Extracts from a graphics dataset:
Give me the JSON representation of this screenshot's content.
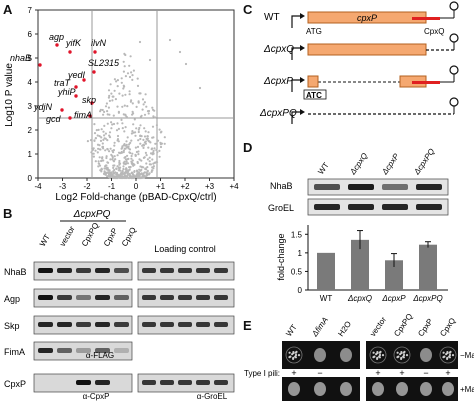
{
  "panels": {
    "A": {
      "label": "A",
      "ylabel": "Log10 P value",
      "xlabel": "Log2 Fold-change (pBAD-CpxQ/ctrl)",
      "xticks": [
        "-4",
        "-3",
        "-2",
        "-1",
        "0",
        "+1",
        "+2",
        "+3",
        "+4"
      ],
      "yticks": [
        "0",
        "1",
        "2",
        "3",
        "4",
        "5",
        "6",
        "7"
      ],
      "gene_labels": [
        "agp",
        "ilvN",
        "yifK",
        "nhaB",
        "SL2315",
        "yedI",
        "traT",
        "yhiP",
        "skp",
        "ydjN",
        "gcd",
        "fimA"
      ]
    },
    "B": {
      "label": "B",
      "strain": "ΔcpxPQ",
      "lanes": [
        "WT",
        "vector",
        "CpxPQ",
        "CpxP",
        "CpxQ"
      ],
      "loading_control": "Loading control",
      "rows": [
        "NhaB",
        "Agp",
        "Skp",
        "FimA",
        "CpxP"
      ],
      "antibodies": [
        "α-FLAG",
        "α-CpxP",
        "α-GroEL"
      ]
    },
    "C": {
      "label": "C",
      "constructs": [
        "WT",
        "ΔcpxQ",
        "ΔcpxP",
        "ΔcpxPQ"
      ],
      "gene": "cpxP",
      "sub": "CpxQ",
      "atg": "ATG"
    },
    "D": {
      "label": "D",
      "lanes": [
        "WT",
        "ΔcpxQ",
        "ΔcpxP",
        "ΔcpxPQ"
      ],
      "blot_rows": [
        "NhaB",
        "GroEL"
      ],
      "ylabel": "fold-change",
      "yticks": [
        "0",
        "0.5",
        "1",
        "1.5"
      ],
      "xlabels": [
        "WT",
        "ΔcpxQ",
        "ΔcpxP",
        "ΔcpxPQ"
      ]
    },
    "E": {
      "label": "E",
      "cols": [
        "WT",
        "ΔfimA",
        "H2O",
        "vector",
        "CpxPQ",
        "CpxP",
        "CpxQ"
      ],
      "row_label": "Type I pili:",
      "signs": [
        "+",
        "−",
        "",
        "+",
        "+",
        "−",
        "+"
      ],
      "side_labels": [
        "−Man",
        "+Man"
      ]
    }
  },
  "chart_data": {
    "type": "bar",
    "categories": [
      "WT",
      "ΔcpxQ",
      "ΔcpxP",
      "ΔcpxPQ"
    ],
    "values": [
      1.0,
      1.35,
      0.8,
      1.22
    ],
    "errors": [
      0,
      0.25,
      0.18,
      0.08
    ],
    "ylabel": "fold-change",
    "ylim": [
      0,
      1.75
    ]
  }
}
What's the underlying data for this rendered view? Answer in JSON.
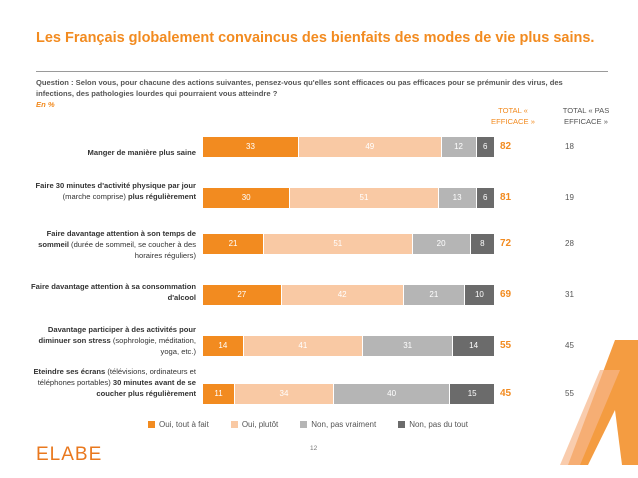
{
  "title": "Les Français globalement convaincus des bienfaits des modes de vie plus sains.",
  "question": "Question : Selon vous, pour chacune des actions suivantes, pensez-vous qu'elles sont efficaces ou pas efficaces pour se prémunir des virus, des infections, des pathologies lourdes qui pourraient vous atteindre ?",
  "unit_note": "En  %",
  "header_efficace": "TOTAL « EFFICACE »",
  "header_pas_efficace": "TOTAL « PAS EFFICACE »",
  "page_number": "12",
  "logo_text": "ELABE",
  "colors": {
    "accent": "#f28b20",
    "oui_tout_a_fait": "#f28b20",
    "oui_plutot": "#f9c9a4",
    "non_pas_vraiment": "#b5b5b5",
    "non_pas_du_tout": "#6b6b6b"
  },
  "rows": [
    {
      "label_bold": "Manger de manière plus saine",
      "label_rest": ""
    },
    {
      "label_bold": "Faire 30 minutes d'activité physique par jour",
      "label_rest": " (marche comprise) ",
      "label_bold2": "plus régulièrement"
    },
    {
      "label_bold": "Faire davantage attention à son temps de sommeil",
      "label_rest": " (durée de sommeil, se coucher à des horaires réguliers)"
    },
    {
      "label_bold": "Faire davantage attention à sa consommation d'alcool",
      "label_rest": ""
    },
    {
      "label_bold": "Davantage participer à des activités pour diminuer son stress",
      "label_rest": " (sophrologie, méditation, yoga, etc.)"
    },
    {
      "label_bold": "Eteindre ses écrans",
      "label_rest": " (télévisions, ordinateurs et téléphones portables) ",
      "label_bold2": "30 minutes avant de se coucher plus régulièrement"
    }
  ],
  "chart_data": {
    "type": "bar",
    "orientation": "horizontal-stacked-100",
    "categories": [
      "Manger de manière plus saine",
      "Faire 30 minutes d'activité physique par jour (marche comprise) plus régulièrement",
      "Faire davantage attention à son temps de sommeil (durée de sommeil, se coucher à des horaires réguliers)",
      "Faire davantage attention à sa consommation d'alcool",
      "Davantage participer à des activités pour diminuer son stress (sophrologie, méditation, yoga, etc.)",
      "Eteindre ses écrans (télévisions, ordinateurs et téléphones portables) 30 minutes avant de se coucher plus régulièrement"
    ],
    "series": [
      {
        "name": "Oui, tout à fait",
        "values": [
          33,
          30,
          21,
          27,
          14,
          11
        ]
      },
      {
        "name": "Oui, plutôt",
        "values": [
          49,
          51,
          51,
          42,
          41,
          34
        ]
      },
      {
        "name": "Non, pas vraiment",
        "values": [
          12,
          13,
          20,
          21,
          31,
          40
        ]
      },
      {
        "name": "Non, pas du tout",
        "values": [
          6,
          6,
          8,
          10,
          14,
          15
        ]
      }
    ],
    "total_efficace": [
      82,
      81,
      72,
      69,
      55,
      45
    ],
    "total_pas_efficace": [
      18,
      19,
      28,
      31,
      45,
      55
    ],
    "legend_position": "bottom"
  }
}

What the task asks: Reproduce every record above exactly as given, excluding pictures from the result.

Solution:
Give me the JSON representation of this screenshot's content.
{
  "panels": {
    "A": {
      "label": "A",
      "ylabel": "Log10 P value",
      "xlabel": "Log2 Fold-change (pBAD-CpxQ/ctrl)",
      "xticks": [
        "-4",
        "-3",
        "-2",
        "-1",
        "0",
        "+1",
        "+2",
        "+3",
        "+4"
      ],
      "yticks": [
        "0",
        "1",
        "2",
        "3",
        "4",
        "5",
        "6",
        "7"
      ],
      "gene_labels": [
        "agp",
        "ilvN",
        "yifK",
        "nhaB",
        "SL2315",
        "yedI",
        "traT",
        "yhiP",
        "skp",
        "ydjN",
        "gcd",
        "fimA"
      ]
    },
    "B": {
      "label": "B",
      "strain": "ΔcpxPQ",
      "lanes": [
        "WT",
        "vector",
        "CpxPQ",
        "CpxP",
        "CpxQ"
      ],
      "loading_control": "Loading control",
      "rows": [
        "NhaB",
        "Agp",
        "Skp",
        "FimA",
        "CpxP"
      ],
      "antibodies": [
        "α-FLAG",
        "α-CpxP",
        "α-GroEL"
      ]
    },
    "C": {
      "label": "C",
      "constructs": [
        "WT",
        "ΔcpxQ",
        "ΔcpxP",
        "ΔcpxPQ"
      ],
      "gene": "cpxP",
      "sub": "CpxQ",
      "atg": "ATG"
    },
    "D": {
      "label": "D",
      "lanes": [
        "WT",
        "ΔcpxQ",
        "ΔcpxP",
        "ΔcpxPQ"
      ],
      "blot_rows": [
        "NhaB",
        "GroEL"
      ],
      "ylabel": "fold-change",
      "yticks": [
        "0",
        "0.5",
        "1",
        "1.5"
      ],
      "xlabels": [
        "WT",
        "ΔcpxQ",
        "ΔcpxP",
        "ΔcpxPQ"
      ]
    },
    "E": {
      "label": "E",
      "cols": [
        "WT",
        "ΔfimA",
        "H2O",
        "vector",
        "CpxPQ",
        "CpxP",
        "CpxQ"
      ],
      "row_label": "Type I pili:",
      "signs": [
        "+",
        "−",
        "",
        "+",
        "+",
        "−",
        "+"
      ],
      "side_labels": [
        "−Man",
        "+Man"
      ]
    }
  },
  "chart_data": {
    "type": "bar",
    "categories": [
      "WT",
      "ΔcpxQ",
      "ΔcpxP",
      "ΔcpxPQ"
    ],
    "values": [
      1.0,
      1.35,
      0.8,
      1.22
    ],
    "errors": [
      0,
      0.25,
      0.18,
      0.08
    ],
    "ylabel": "fold-change",
    "ylim": [
      0,
      1.75
    ]
  }
}
What's the underlying data for this rendered view? Answer in JSON.
{
  "title": "Les Français globalement convaincus des bienfaits des modes de vie plus sains.",
  "question": "Question : Selon vous, pour chacune des actions suivantes, pensez-vous qu'elles sont efficaces ou pas efficaces pour se prémunir des virus, des infections, des pathologies lourdes qui pourraient vous atteindre ?",
  "unit_note": "En  %",
  "header_efficace": "TOTAL « EFFICACE »",
  "header_pas_efficace": "TOTAL « PAS EFFICACE »",
  "page_number": "12",
  "logo_text": "ELABE",
  "colors": {
    "accent": "#f28b20",
    "oui_tout_a_fait": "#f28b20",
    "oui_plutot": "#f9c9a4",
    "non_pas_vraiment": "#b5b5b5",
    "non_pas_du_tout": "#6b6b6b"
  },
  "rows": [
    {
      "label_bold": "Manger de manière plus saine",
      "label_rest": ""
    },
    {
      "label_bold": "Faire 30 minutes d'activité physique par jour",
      "label_rest": " (marche comprise) ",
      "label_bold2": "plus régulièrement"
    },
    {
      "label_bold": "Faire davantage attention à son temps de sommeil",
      "label_rest": " (durée de sommeil, se coucher à des horaires réguliers)"
    },
    {
      "label_bold": "Faire davantage attention à sa consommation d'alcool",
      "label_rest": ""
    },
    {
      "label_bold": "Davantage participer à des activités pour diminuer son stress",
      "label_rest": " (sophrologie, méditation, yoga, etc.)"
    },
    {
      "label_bold": "Eteindre ses écrans",
      "label_rest": " (télévisions, ordinateurs et téléphones portables) ",
      "label_bold2": "30 minutes avant de se coucher plus régulièrement"
    }
  ],
  "chart_data": {
    "type": "bar",
    "orientation": "horizontal-stacked-100",
    "categories": [
      "Manger de manière plus saine",
      "Faire 30 minutes d'activité physique par jour (marche comprise) plus régulièrement",
      "Faire davantage attention à son temps de sommeil (durée de sommeil, se coucher à des horaires réguliers)",
      "Faire davantage attention à sa consommation d'alcool",
      "Davantage participer à des activités pour diminuer son stress (sophrologie, méditation, yoga, etc.)",
      "Eteindre ses écrans (télévisions, ordinateurs et téléphones portables) 30 minutes avant de se coucher plus régulièrement"
    ],
    "series": [
      {
        "name": "Oui, tout à fait",
        "values": [
          33,
          30,
          21,
          27,
          14,
          11
        ]
      },
      {
        "name": "Oui, plutôt",
        "values": [
          49,
          51,
          51,
          42,
          41,
          34
        ]
      },
      {
        "name": "Non, pas vraiment",
        "values": [
          12,
          13,
          20,
          21,
          31,
          40
        ]
      },
      {
        "name": "Non, pas du tout",
        "values": [
          6,
          6,
          8,
          10,
          14,
          15
        ]
      }
    ],
    "total_efficace": [
      82,
      81,
      72,
      69,
      55,
      45
    ],
    "total_pas_efficace": [
      18,
      19,
      28,
      31,
      45,
      55
    ],
    "legend_position": "bottom"
  }
}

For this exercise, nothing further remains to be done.